Data rows -
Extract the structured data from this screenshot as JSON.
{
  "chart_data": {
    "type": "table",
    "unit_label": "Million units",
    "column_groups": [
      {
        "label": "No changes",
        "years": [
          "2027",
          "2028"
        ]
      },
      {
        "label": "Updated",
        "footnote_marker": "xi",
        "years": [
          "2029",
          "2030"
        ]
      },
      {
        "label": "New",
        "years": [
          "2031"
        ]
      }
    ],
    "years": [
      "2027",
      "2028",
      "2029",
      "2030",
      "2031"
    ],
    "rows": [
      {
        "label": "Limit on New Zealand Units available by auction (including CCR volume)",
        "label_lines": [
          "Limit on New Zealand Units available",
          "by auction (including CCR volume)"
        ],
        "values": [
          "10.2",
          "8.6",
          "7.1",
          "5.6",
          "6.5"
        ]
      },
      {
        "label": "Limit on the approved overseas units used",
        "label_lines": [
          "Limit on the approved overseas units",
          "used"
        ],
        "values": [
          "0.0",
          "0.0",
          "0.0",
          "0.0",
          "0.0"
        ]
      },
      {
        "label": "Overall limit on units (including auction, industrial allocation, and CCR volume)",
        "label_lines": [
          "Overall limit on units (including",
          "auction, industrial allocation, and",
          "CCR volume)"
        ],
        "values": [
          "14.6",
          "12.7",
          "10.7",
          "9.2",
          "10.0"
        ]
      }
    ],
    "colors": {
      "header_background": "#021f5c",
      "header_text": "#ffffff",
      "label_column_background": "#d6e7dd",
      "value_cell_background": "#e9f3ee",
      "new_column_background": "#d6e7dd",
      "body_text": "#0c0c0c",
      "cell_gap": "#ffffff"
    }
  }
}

Aim of the task -
Gather each line that holds "used".

Task solution -
        "label": "Limit on the approved overseas units used",
          "used"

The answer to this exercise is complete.